#### Sección de texto:
* * * * * * *

# Magia General > Teoría de la Magia >  ¿Que hace que alguien sea un buen mago?

## Solitude

¿La habilidad? ¿La simpatía? ¿Ser extrovertido?.. :roll: .. ¿Cual es la particularidad que hace que alguien llegue a ser un buen mago?

He oído decir en más de una ocasión que hay (y ha habido) magos que fuera del escenario eran (o son) extraordinariamente tímidos, pero que una vez se metían de lleno en la magia se transformaban en auténticos "monstruos" del escenario. También al revés, personas que normalmente son muy extrovertidas a quienes les aterra quedar expuestas bajo las atentas miradas de los espectadores.

* * * * * * *

Registros de cajas de elementos de imagen
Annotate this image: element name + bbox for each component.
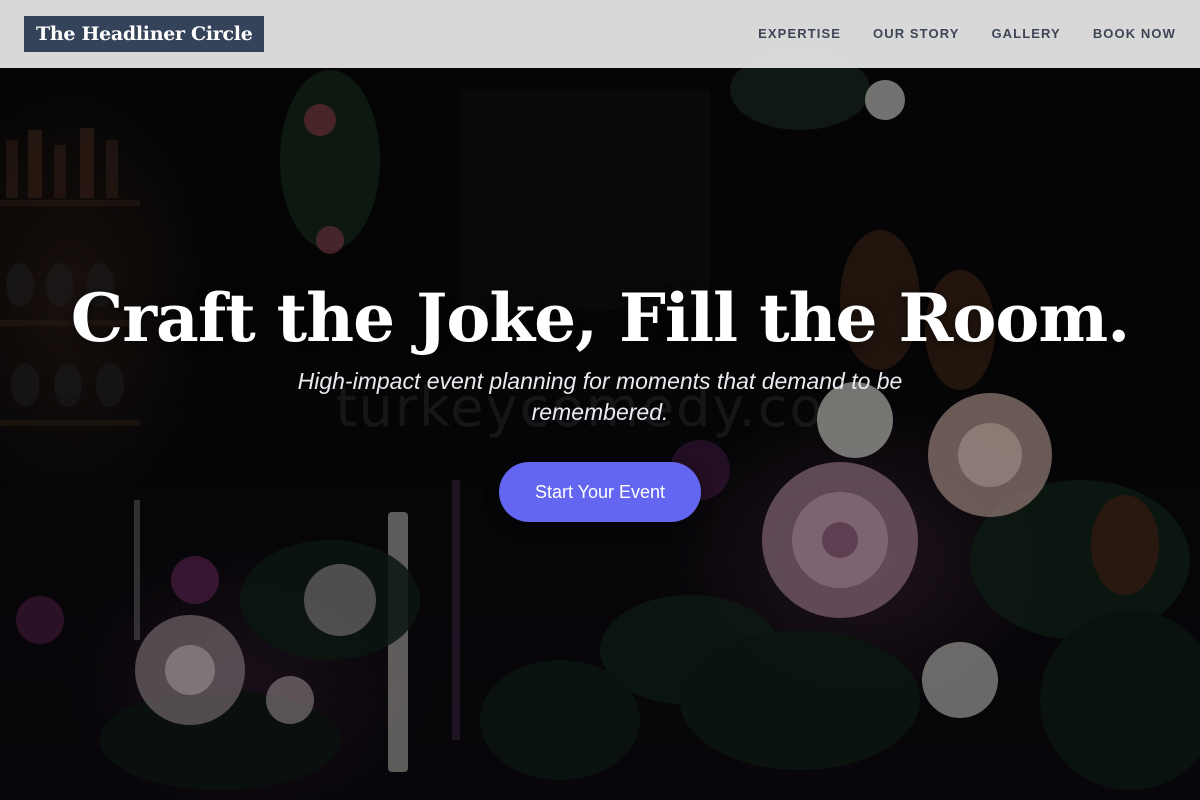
hero-section: turkeycomedy.co Craft the Joke, Fill the… bbox=[0, 0, 1200, 800]
brand-logo[interactable]: The Headliner Circle bbox=[24, 16, 265, 52]
hero-subtitle: High-impact event planning for moments t… bbox=[297, 368, 903, 425]
nav-menu: EXPERTISE OUR STORY GALLERY BOOK NOW bbox=[758, 24, 1176, 44]
nav-link-expertise[interactable]: EXPERTISE bbox=[758, 24, 841, 44]
start-event-button[interactable]: Start Your Event bbox=[499, 462, 701, 522]
nav-link-our-story[interactable]: OUR STORY bbox=[873, 24, 959, 44]
hero-headline: Craft the Joke, Fill the Room. bbox=[70, 279, 1130, 357]
top-navbar: The Headliner Circle EXPERTISE OUR STORY… bbox=[0, 0, 1200, 68]
nav-link-book-now[interactable]: BOOK NOW bbox=[1093, 24, 1176, 44]
nav-link-gallery[interactable]: GALLERY bbox=[991, 24, 1060, 44]
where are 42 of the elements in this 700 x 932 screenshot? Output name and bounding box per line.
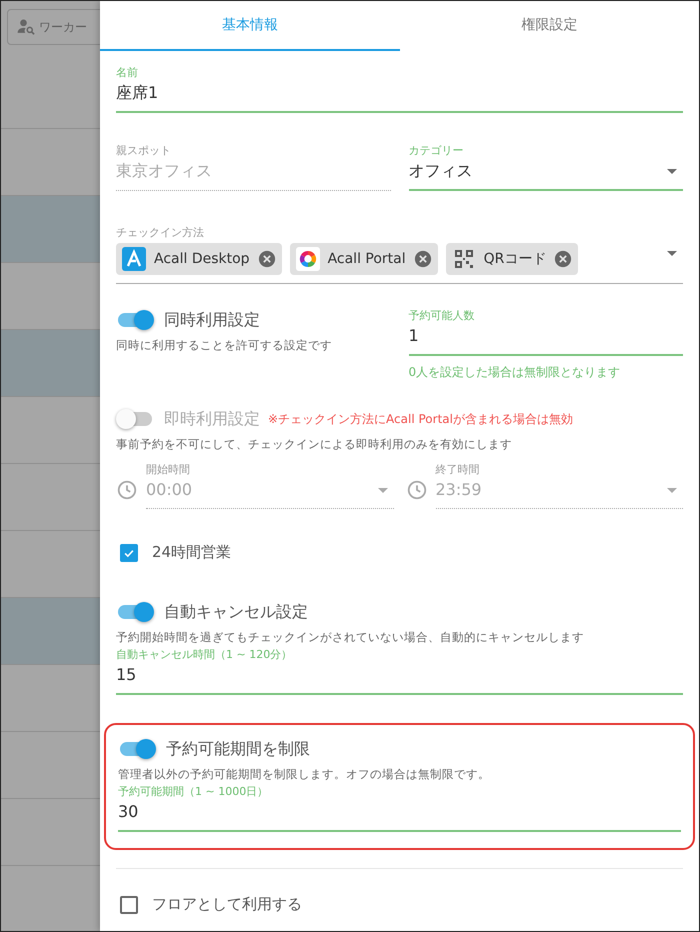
- remove-icon[interactable]: [414, 250, 432, 268]
- setting-title: 自動キャンセル設定: [164, 602, 308, 622]
- setting-title: 即時利用設定: [164, 408, 260, 430]
- list-row[interactable]: [1, 329, 100, 396]
- tab[interactable]: 権限設定: [400, 1, 699, 51]
- dropdown-caret-icon: [667, 169, 677, 174]
- list-row[interactable]: [1, 195, 100, 262]
- name-field[interactable]: 名前 座席1: [116, 65, 683, 113]
- warning-text: ※チェックイン方法にAcall Portalが含まれる場合は無効: [268, 410, 573, 428]
- checkbox-label: フロアとして利用する: [152, 895, 302, 914]
- checkbox[interactable]: [120, 896, 138, 914]
- helper-text: 0人を設定した場合は無制限となります: [408, 364, 622, 381]
- checkbox[interactable]: [120, 544, 138, 562]
- clock-icon: [406, 479, 428, 501]
- dropdown-caret-icon: [667, 251, 677, 256]
- category-select[interactable]: カテゴリー オフィス: [408, 143, 683, 191]
- toggle-switch[interactable]: [116, 308, 156, 332]
- app-logo-icon: [296, 247, 320, 271]
- chip[interactable]: QRコード: [446, 243, 578, 275]
- capacity-field[interactable]: 予約可能人数 1: [408, 308, 683, 356]
- dropdown-caret-icon: [667, 488, 677, 493]
- remove-icon[interactable]: [258, 250, 276, 268]
- setting-description: 予約開始時間を過ぎてもチェックインがされていない場合、自動的にキャンセルします: [116, 630, 585, 645]
- number-field[interactable]: 自動キャンセル時間（1 ~ 120分） 15: [116, 647, 683, 695]
- checkin-method-select[interactable]: チェックイン方法 Acall Desktop Acall Portal QRコード: [116, 221, 683, 284]
- app-logo-icon: [122, 247, 146, 271]
- chip[interactable]: Acall Portal: [290, 243, 438, 275]
- remove-icon[interactable]: [554, 250, 572, 268]
- user-search-icon: [16, 17, 36, 37]
- toggle-switch[interactable]: [116, 600, 156, 624]
- setting-description: 同時に利用することを許可する設定です: [116, 338, 333, 353]
- clock-icon: [116, 479, 138, 501]
- list-row[interactable]: [1, 597, 100, 664]
- chip[interactable]: Acall Desktop: [116, 243, 282, 275]
- setting-description: 事前予約を不可にして、チェックインによる即時利用のみを有効にします: [116, 437, 513, 452]
- checkbox-label: 24時間営業: [152, 543, 232, 562]
- dropdown-caret-icon: [378, 488, 388, 493]
- number-field[interactable]: 予約可能期間（1 ~ 1000日） 30: [118, 784, 681, 832]
- setting-description: 管理者以外の予約可能期間を制限します。オフの場合は無制限です。: [118, 767, 491, 782]
- toggle-switch[interactable]: [118, 737, 158, 761]
- setting-title: 予約可能期間を制限: [166, 738, 310, 760]
- setting-title: 同時利用設定: [164, 310, 260, 330]
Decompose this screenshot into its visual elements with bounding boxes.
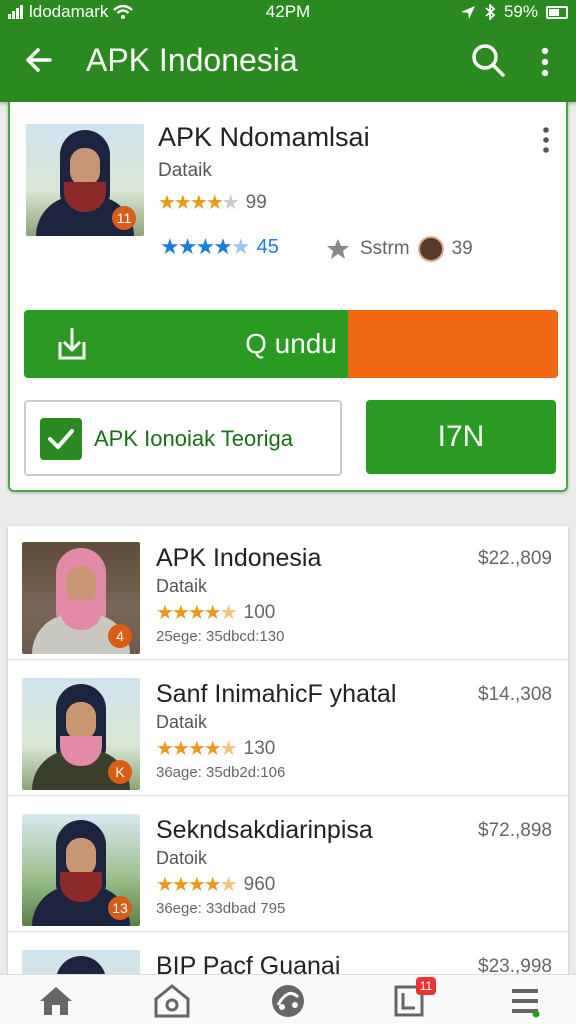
rating-count: 130 (243, 737, 276, 759)
rating-count: 99 (245, 191, 267, 213)
app-thumbnail[interactable]: 4 (22, 542, 140, 654)
app-price: $23.,998 (478, 956, 552, 976)
bluetooth-icon (485, 4, 496, 20)
list-item[interactable]: 4 APK Indonesia Dataik ★★★★★ 100 25ege: … (8, 526, 568, 660)
thumbnail-badge: 11 (112, 206, 136, 230)
app-meta: 36age: 35db2d:106 (156, 764, 286, 781)
app-thumbnail[interactable] (22, 950, 140, 976)
rating-count: 960 (243, 873, 276, 895)
award-star-icon (327, 239, 349, 259)
featured-app-subtitle: Dataik (158, 160, 212, 181)
rating-count: 100 (243, 601, 276, 623)
secondary-rating-count: 45 (256, 235, 279, 258)
notification-badge: 11 (416, 977, 436, 995)
app-price: $22.,809 (478, 548, 552, 569)
featured-app-card[interactable]: 11 APK Ndomamlsai Dataik ★★★★★ 99 ★★★★★ … (8, 102, 568, 492)
app-name[interactable]: BIP Pacf Guanai (156, 952, 340, 976)
battery-label: 59% (503, 2, 538, 21)
app-thumbnail[interactable]: K (22, 678, 140, 790)
thumbnail-badge: 4 (108, 624, 132, 648)
updates-nav[interactable]: 11 (390, 977, 436, 1019)
page-title: APK Indonesia (86, 42, 298, 78)
home-icon[interactable] (36, 983, 76, 1019)
featured-app-thumbnail[interactable]: 11 (26, 124, 144, 236)
app-bar: APK Indonesia (0, 24, 576, 102)
store-icon[interactable] (152, 983, 192, 1019)
list-item[interactable]: BIP Pacf Guanai $23.,998 (8, 934, 568, 976)
app-subtitle: Dataik (156, 576, 208, 596)
menu-icon[interactable] (506, 983, 546, 1019)
featured-secondary-rating: ★★★★★ 45 (160, 234, 279, 260)
trusted-app-checkbox[interactable]: APK Ionoiak Teoriga (24, 400, 342, 476)
star-rating-icon: ★★★★★ (160, 234, 251, 259)
app-list: 4 APK Indonesia Dataik ★★★★★ 100 25ege: … (8, 526, 568, 976)
app-name[interactable]: Sekndsakdiarinpisa (156, 816, 373, 845)
card-more-icon[interactable] (536, 124, 556, 156)
app-rating: ★★★★★ 960 (156, 872, 275, 897)
strm-label: Sstrm (360, 238, 410, 259)
app-meta: 25ege: 35dbcd:130 (156, 628, 285, 645)
star-rating-icon: ★★★★★ (156, 738, 238, 760)
back-arrow-icon[interactable] (20, 40, 60, 80)
trust-label: APK Ionoiak Teoriga (94, 426, 293, 451)
status-bar: ldodamark 42PM 59% (0, 0, 576, 24)
app-name[interactable]: Sanf InimahicF yhatal (156, 680, 396, 709)
app-thumbnail[interactable]: 13 (22, 814, 140, 926)
more-options-icon[interactable] (530, 42, 560, 82)
download-label: Q undu (245, 328, 337, 359)
app-price: $14.,308 (478, 684, 552, 705)
battery-icon (546, 5, 568, 19)
list-item[interactable]: 13 Sekndsakdiarinpisa Datoik ★★★★★ 960 3… (8, 798, 568, 932)
star-rating-icon: ★★★★★ (156, 602, 238, 624)
install-button[interactable]: I7N (366, 400, 556, 474)
featured-app-name[interactable]: APK Ndomamlsai (158, 122, 370, 153)
app-rating: ★★★★★ 130 (156, 736, 275, 761)
strm-count: 39 (451, 238, 473, 259)
search-icon[interactable] (468, 40, 508, 80)
star-rating-icon: ★★★★★ (158, 192, 240, 214)
app-subtitle: Datoik (156, 848, 208, 868)
thumbnail-badge: K (108, 760, 132, 784)
bottom-navigation: 11 (0, 974, 576, 1024)
games-icon[interactable] (268, 983, 308, 1019)
star-rating-icon: ★★★★★ (156, 874, 238, 896)
thumbnail-badge: 13 (108, 896, 132, 920)
app-name[interactable]: APK Indonesia (156, 544, 321, 573)
featured-rating: ★★★★★ 99 (158, 190, 267, 215)
download-button[interactable]: Q undu (24, 310, 558, 378)
app-subtitle: Dataik (156, 712, 208, 732)
location-icon (460, 6, 475, 19)
avatar (417, 236, 444, 262)
app-rating: ★★★★★ 100 (156, 600, 275, 625)
check-icon (40, 418, 82, 460)
app-meta: 36ege: 33dbad 795 (156, 900, 286, 917)
strm-info: Sstrm 39 (326, 236, 473, 262)
status-right: 59% (460, 2, 568, 22)
list-item[interactable]: K Sanf InimahicF yhatal Dataik ★★★★★ 130… (8, 662, 568, 796)
app-price: $72.,898 (478, 820, 552, 841)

* * * * * * *

#### Tarea asignada:
En la sección de texto, ¿cómo eran fuera del escenario algunos magos, según lo que Solitude ha oído decir?

#### Respuesta:
Eran extraordinariamente tímidos.